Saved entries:
--------

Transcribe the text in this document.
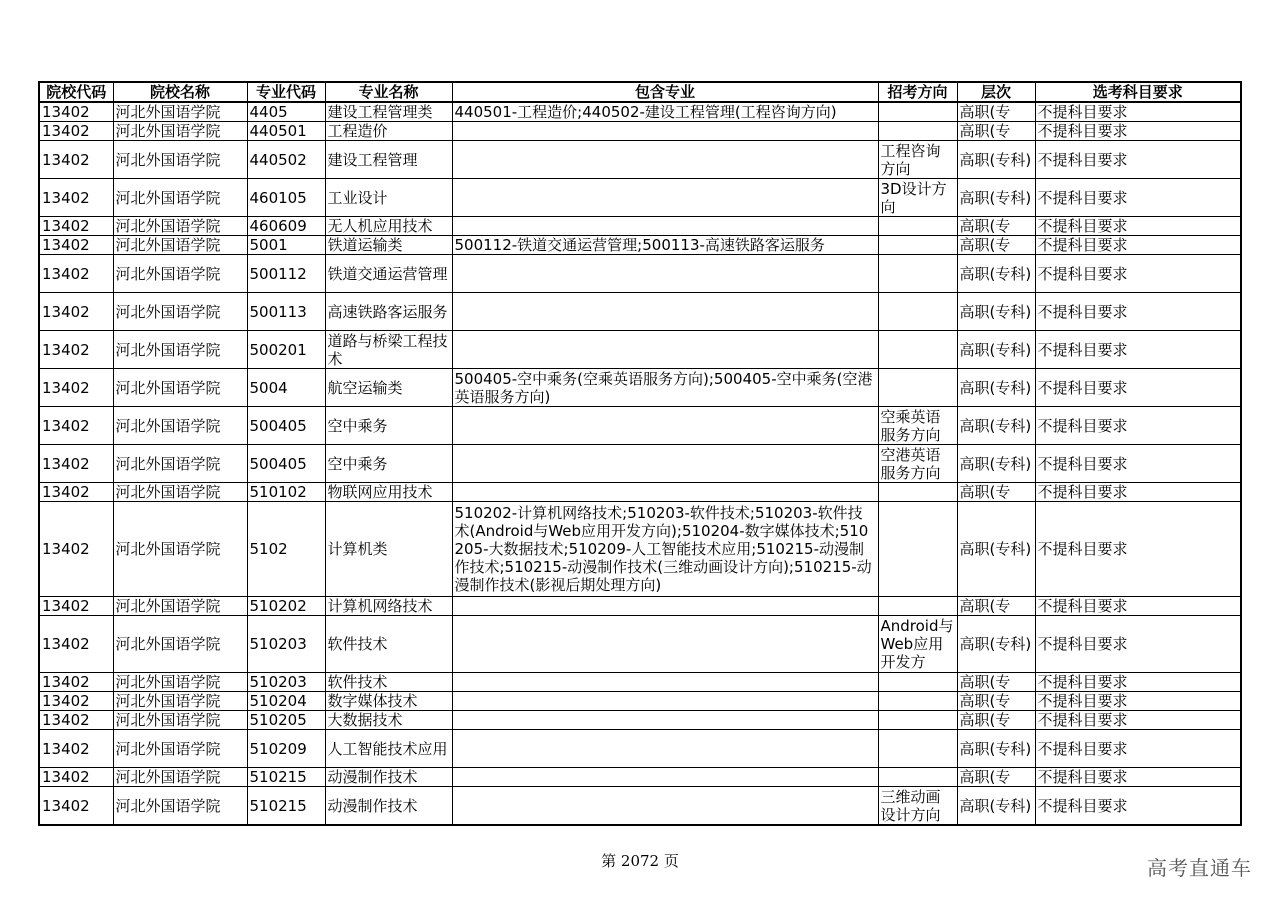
院校代码	院校名称	专业代码	专业名称	包含专业	招考方向	层次	选考科目要求
13402	河北外国语学院	4405	建设工程管理类	440501-工程造价;440502-建设工程管理(工程咨询方向)		高职(专	不提科目要求
13402	河北外国语学院	440501	工程造价			高职(专	不提科目要求
13402	河北外国语学院	440502	建设工程管理		工程咨询方向	高职(专科)	不提科目要求
13402	河北外国语学院	460105	工业设计		3D设计方向	高职(专科)	不提科目要求
13402	河北外国语学院	460609	无人机应用技术			高职(专	不提科目要求
13402	河北外国语学院	5001	铁道运输类	500112-铁道交通运营管理;500113-高速铁路客运服务		高职(专	不提科目要求
13402	河北外国语学院	500112	铁道交通运营管理			高职(专科)	不提科目要求
13402	河北外国语学院	500113	高速铁路客运服务			高职(专科)	不提科目要求
13402	河北外国语学院	500201	道路与桥梁工程技术			高职(专科)	不提科目要求
13402	河北外国语学院	5004	航空运输类	500405-空中乘务(空乘英语服务方向);500405-空中乘务(空港英语服务方向)		高职(专科)	不提科目要求
13402	河北外国语学院	500405	空中乘务		空乘英语服务方向	高职(专科)	不提科目要求
13402	河北外国语学院	500405	空中乘务		空港英语服务方向	高职(专科)	不提科目要求
13402	河北外国语学院	510102	物联网应用技术			高职(专	不提科目要求
13402	河北外国语学院	5102	计算机类	510202-计算机网络技术;510203-软件技术;510203-软件技术(Android与Web应用开发方向);510204-数字媒体技术;510205-大数据技术;510209-人工智能技术应用;510215-动漫制作技术;510215-动漫制作技术(三维动画设计方向);510215-动漫制作技术(影视后期处理方向)		高职(专科)	不提科目要求
13402	河北外国语学院	510202	计算机网络技术			高职(专	不提科目要求
13402	河北外国语学院	510203	软件技术		Android与Web应用开发方	高职(专科)	不提科目要求
13402	河北外国语学院	510203	软件技术			高职(专	不提科目要求
13402	河北外国语学院	510204	数字媒体技术			高职(专	不提科目要求
13402	河北外国语学院	510205	大数据技术			高职(专	不提科目要求
13402	河北外国语学院	510209	人工智能技术应用			高职(专科)	不提科目要求
13402	河北外国语学院	510215	动漫制作技术			高职(专	不提科目要求
13402	河北外国语学院	510215	动漫制作技术		三维动画设计方向	高职(专科)	不提科目要求
第 2072 页	高考直通车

--------

# [Short task]
Locate the word "软件技术" in the data above. Copy every line carrying it.

# [Final answer]
13402	河北外国语学院	5102	计算机类	510202-计算机网络技术;510203-软件技术;510203-软件技术(Android与Web应用开发方向);510204-数字媒体技术;510205-大数据技术;510209-人工智能技术应用;510215-动漫制作技术;510215-动漫制作技术(三维动画设计方向);510215-动漫制作技术(影视后期处理方向)		高职(专科)	不提科目要求
13402	河北外国语学院	510203	软件技术		Android与Web应用开发方	高职(专科)	不提科目要求
13402	河北外国语学院	510203	软件技术			高职(专	不提科目要求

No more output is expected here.